• Direction: Reproduce the records below exactly as given.

• Data shown:

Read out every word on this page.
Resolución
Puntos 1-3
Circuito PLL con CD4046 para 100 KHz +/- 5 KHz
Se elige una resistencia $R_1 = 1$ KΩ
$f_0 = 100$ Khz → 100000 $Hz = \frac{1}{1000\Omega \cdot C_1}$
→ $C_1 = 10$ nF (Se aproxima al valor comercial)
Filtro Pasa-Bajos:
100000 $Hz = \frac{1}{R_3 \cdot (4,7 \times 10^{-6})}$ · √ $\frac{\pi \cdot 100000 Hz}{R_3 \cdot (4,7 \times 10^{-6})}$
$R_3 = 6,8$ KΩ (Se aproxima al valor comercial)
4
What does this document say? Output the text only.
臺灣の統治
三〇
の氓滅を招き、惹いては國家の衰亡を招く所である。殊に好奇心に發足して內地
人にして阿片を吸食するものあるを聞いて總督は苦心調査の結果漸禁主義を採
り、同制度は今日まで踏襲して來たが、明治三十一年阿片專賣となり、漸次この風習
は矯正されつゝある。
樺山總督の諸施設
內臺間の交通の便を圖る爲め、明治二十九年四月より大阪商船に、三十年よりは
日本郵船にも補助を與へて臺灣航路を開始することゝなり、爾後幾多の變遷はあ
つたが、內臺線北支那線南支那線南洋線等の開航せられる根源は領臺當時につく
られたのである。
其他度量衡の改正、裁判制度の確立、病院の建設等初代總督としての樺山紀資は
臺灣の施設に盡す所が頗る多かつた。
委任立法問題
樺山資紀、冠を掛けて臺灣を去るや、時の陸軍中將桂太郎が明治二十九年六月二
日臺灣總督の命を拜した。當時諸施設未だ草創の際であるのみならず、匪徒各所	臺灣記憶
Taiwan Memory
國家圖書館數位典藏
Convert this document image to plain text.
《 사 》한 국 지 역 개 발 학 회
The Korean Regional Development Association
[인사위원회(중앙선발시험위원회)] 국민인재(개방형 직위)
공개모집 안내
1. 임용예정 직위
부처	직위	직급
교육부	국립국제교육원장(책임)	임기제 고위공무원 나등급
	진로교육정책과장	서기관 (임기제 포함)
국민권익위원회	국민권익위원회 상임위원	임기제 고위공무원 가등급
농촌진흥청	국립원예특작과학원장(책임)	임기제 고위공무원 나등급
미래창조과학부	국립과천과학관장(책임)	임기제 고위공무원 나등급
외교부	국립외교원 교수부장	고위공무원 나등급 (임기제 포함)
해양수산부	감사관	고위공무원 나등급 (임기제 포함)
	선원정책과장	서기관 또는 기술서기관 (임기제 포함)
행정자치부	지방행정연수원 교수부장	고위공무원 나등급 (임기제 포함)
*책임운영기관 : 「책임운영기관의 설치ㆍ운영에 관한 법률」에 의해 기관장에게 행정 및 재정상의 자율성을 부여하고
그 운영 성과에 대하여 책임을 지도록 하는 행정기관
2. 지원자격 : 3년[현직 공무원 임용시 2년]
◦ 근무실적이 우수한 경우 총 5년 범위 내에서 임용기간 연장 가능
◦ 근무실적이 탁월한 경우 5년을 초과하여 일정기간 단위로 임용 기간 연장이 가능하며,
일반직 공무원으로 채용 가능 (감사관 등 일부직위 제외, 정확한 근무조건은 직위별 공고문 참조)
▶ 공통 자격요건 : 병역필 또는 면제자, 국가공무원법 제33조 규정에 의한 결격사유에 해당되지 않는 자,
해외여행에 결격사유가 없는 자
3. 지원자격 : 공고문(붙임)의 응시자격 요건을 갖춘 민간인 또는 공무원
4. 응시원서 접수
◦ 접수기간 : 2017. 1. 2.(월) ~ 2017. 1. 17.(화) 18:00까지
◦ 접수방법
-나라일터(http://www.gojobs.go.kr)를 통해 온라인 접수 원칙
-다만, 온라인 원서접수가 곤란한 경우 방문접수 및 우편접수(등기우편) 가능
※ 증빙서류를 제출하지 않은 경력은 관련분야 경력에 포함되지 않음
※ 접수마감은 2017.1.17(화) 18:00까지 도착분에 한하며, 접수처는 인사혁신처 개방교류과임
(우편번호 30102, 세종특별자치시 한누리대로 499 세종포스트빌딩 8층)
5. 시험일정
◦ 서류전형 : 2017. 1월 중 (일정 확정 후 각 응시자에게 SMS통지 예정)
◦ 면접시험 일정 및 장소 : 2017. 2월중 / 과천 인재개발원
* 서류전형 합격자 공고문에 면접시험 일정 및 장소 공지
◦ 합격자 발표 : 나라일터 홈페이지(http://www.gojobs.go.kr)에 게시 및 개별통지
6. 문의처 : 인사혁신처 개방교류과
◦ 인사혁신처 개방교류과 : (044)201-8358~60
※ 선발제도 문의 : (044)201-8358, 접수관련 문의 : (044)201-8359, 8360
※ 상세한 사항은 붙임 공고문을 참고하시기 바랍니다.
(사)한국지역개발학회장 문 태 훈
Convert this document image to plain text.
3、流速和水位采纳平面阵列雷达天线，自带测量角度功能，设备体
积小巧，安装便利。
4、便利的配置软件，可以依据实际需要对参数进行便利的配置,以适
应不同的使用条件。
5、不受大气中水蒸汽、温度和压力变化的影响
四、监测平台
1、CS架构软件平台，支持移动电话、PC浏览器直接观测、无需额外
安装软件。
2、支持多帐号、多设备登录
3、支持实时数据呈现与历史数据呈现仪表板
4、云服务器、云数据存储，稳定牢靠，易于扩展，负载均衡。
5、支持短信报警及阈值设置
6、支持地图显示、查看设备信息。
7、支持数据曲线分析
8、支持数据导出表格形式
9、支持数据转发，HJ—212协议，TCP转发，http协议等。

• Solution to the problem:
Read out every word on this page.
Resolución
Puntos 1-3
Circuito PLL con CD4046 para 100 KHz +/- 5 KHz
Se elige una resistencia $R_1 = 1$ KΩ
$f_0 = 100$ Khz → 100000 $Hz = \frac{1}{1000\Omega \cdot C_1}$
→ $C_1 = 10$ nF (Se aproxima al valor comercial)
Filtro Pasa-Bajos:
100000 $Hz = \frac{1}{R_3 \cdot (4,7 \times 10^{-6})}$ · √ $\frac{\pi \cdot 100000 Hz}{R_3 \cdot (4,7 \times 10^{-6})}$
$R_3 = 6,8$ KΩ (Se aproxima al valor comercial)
4
What does this document say? Output the text only.
臺灣の統治
三〇
の氓滅を招き、惹いては國家の衰亡を招く所である。殊に好奇心に發足して內地
人にして阿片を吸食するものあるを聞いて總督は苦心調査の結果漸禁主義を採
り、同制度は今日まで踏襲して來たが、明治三十一年阿片專賣となり、漸次この風習
は矯正されつゝある。
樺山總督の諸施設
內臺間の交通の便を圖る爲め、明治二十九年四月より大阪商船に、三十年よりは
日本郵船にも補助を與へて臺灣航路を開始することゝなり、爾後幾多の變遷はあ
つたが、內臺線北支那線南支那線南洋線等の開航せられる根源は領臺當時につく
られたのである。
其他度量衡の改正、裁判制度の確立、病院の建設等初代總督としての樺山紀資は
臺灣の施設に盡す所が頗る多かつた。
委任立法問題
樺山資紀、冠を掛けて臺灣を去るや、時の陸軍中將桂太郎が明治二十九年六月二
日臺灣總督の命を拜した。當時諸施設未だ草創の際であるのみならず、匪徒各所	臺灣記憶
Taiwan Memory
國家圖書館數位典藏
Convert this document image to plain text.
《 사 》한 국 지 역 개 발 학 회
The Korean Regional Development Association
[인사위원회(중앙선발시험위원회)] 국민인재(개방형 직위)
공개모집 안내
1. 임용예정 직위
부처	직위	직급
교육부	국립국제교육원장(책임)	임기제 고위공무원 나등급
	진로교육정책과장	서기관 (임기제 포함)
국민권익위원회	국민권익위원회 상임위원	임기제 고위공무원 가등급
농촌진흥청	국립원예특작과학원장(책임)	임기제 고위공무원 나등급
미래창조과학부	국립과천과학관장(책임)	임기제 고위공무원 나등급
외교부	국립외교원 교수부장	고위공무원 나등급 (임기제 포함)
해양수산부	감사관	고위공무원 나등급 (임기제 포함)
	선원정책과장	서기관 또는 기술서기관 (임기제 포함)
행정자치부	지방행정연수원 교수부장	고위공무원 나등급 (임기제 포함)
*책임운영기관 : 「책임운영기관의 설치ㆍ운영에 관한 법률」에 의해 기관장에게 행정 및 재정상의 자율성을 부여하고
그 운영 성과에 대하여 책임을 지도록 하는 행정기관
2. 지원자격 : 3년[현직 공무원 임용시 2년]
◦ 근무실적이 우수한 경우 총 5년 범위 내에서 임용기간 연장 가능
◦ 근무실적이 탁월한 경우 5년을 초과하여 일정기간 단위로 임용 기간 연장이 가능하며,
일반직 공무원으로 채용 가능 (감사관 등 일부직위 제외, 정확한 근무조건은 직위별 공고문 참조)
▶ 공통 자격요건 : 병역필 또는 면제자, 국가공무원법 제33조 규정에 의한 결격사유에 해당되지 않는 자,
해외여행에 결격사유가 없는 자
3. 지원자격 : 공고문(붙임)의 응시자격 요건을 갖춘 민간인 또는 공무원
4. 응시원서 접수
◦ 접수기간 : 2017. 1. 2.(월) ~ 2017. 1. 17.(화) 18:00까지
◦ 접수방법
-나라일터(http://www.gojobs.go.kr)를 통해 온라인 접수 원칙
-다만, 온라인 원서접수가 곤란한 경우 방문접수 및 우편접수(등기우편) 가능
※ 증빙서류를 제출하지 않은 경력은 관련분야 경력에 포함되지 않음
※ 접수마감은 2017.1.17(화) 18:00까지 도착분에 한하며, 접수처는 인사혁신처 개방교류과임
(우편번호 30102, 세종특별자치시 한누리대로 499 세종포스트빌딩 8층)
5. 시험일정
◦ 서류전형 : 2017. 1월 중 (일정 확정 후 각 응시자에게 SMS통지 예정)
◦ 면접시험 일정 및 장소 : 2017. 2월중 / 과천 인재개발원
* 서류전형 합격자 공고문에 면접시험 일정 및 장소 공지
◦ 합격자 발표 : 나라일터 홈페이지(http://www.gojobs.go.kr)에 게시 및 개별통지
6. 문의처 : 인사혁신처 개방교류과
◦ 인사혁신처 개방교류과 : (044)201-8358~60
※ 선발제도 문의 : (044)201-8358, 접수관련 문의 : (044)201-8359, 8360
※ 상세한 사항은 붙임 공고문을 참고하시기 바랍니다.
(사)한국지역개발학회장 문 태 훈
Convert this document image to plain text.
3、流速和水位采纳平面阵列雷达天线，自带测量角度功能，设备体
积小巧，安装便利。
4、便利的配置软件，可以依据实际需要对参数进行便利的配置,以适
应不同的使用条件。
5、不受大气中水蒸汽、温度和压力变化的影响
四、监测平台
1、CS架构软件平台，支持移动电话、PC浏览器直接观测、无需额外
安装软件。
2、支持多帐号、多设备登录
3、支持实时数据呈现与历史数据呈现仪表板
4、云服务器、云数据存储，稳定牢靠，易于扩展，负载均衡。
5、支持短信报警及阈值设置
6、支持地图显示、查看设备信息。
7、支持数据曲线分析
8、支持数据导出表格形式
9、支持数据转发，HJ—212协议，TCP转发，http协议等。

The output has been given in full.